* START RECORD LIST *

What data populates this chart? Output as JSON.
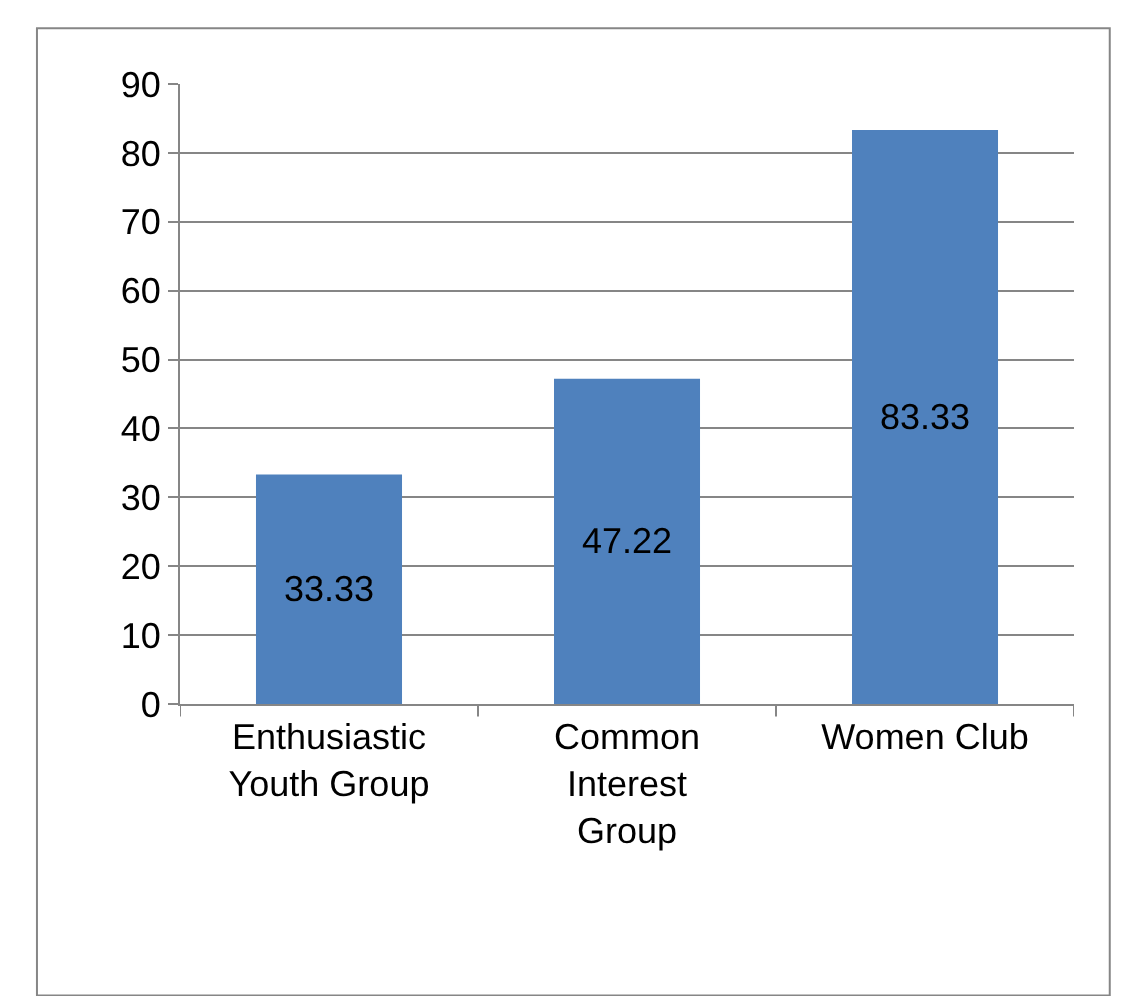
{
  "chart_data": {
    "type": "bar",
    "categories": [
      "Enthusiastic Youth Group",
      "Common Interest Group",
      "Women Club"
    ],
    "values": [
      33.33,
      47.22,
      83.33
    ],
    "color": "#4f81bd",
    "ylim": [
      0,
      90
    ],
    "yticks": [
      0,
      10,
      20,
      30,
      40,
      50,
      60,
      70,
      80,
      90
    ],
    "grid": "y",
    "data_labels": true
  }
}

* END RECORD LIST *

* [PROMPT]: Above are the records; reproduce them exactly and leave out the pictures.

* [ANSWER TO THIS EXERCISE]:
What data populates this chart? Output as JSON.
{
  "chart_data": {
    "type": "bar",
    "categories": [
      "Enthusiastic Youth Group",
      "Common Interest Group",
      "Women Club"
    ],
    "values": [
      33.33,
      47.22,
      83.33
    ],
    "color": "#4f81bd",
    "ylim": [
      0,
      90
    ],
    "yticks": [
      0,
      10,
      20,
      30,
      40,
      50,
      60,
      70,
      80,
      90
    ],
    "grid": "y",
    "data_labels": true
  }
}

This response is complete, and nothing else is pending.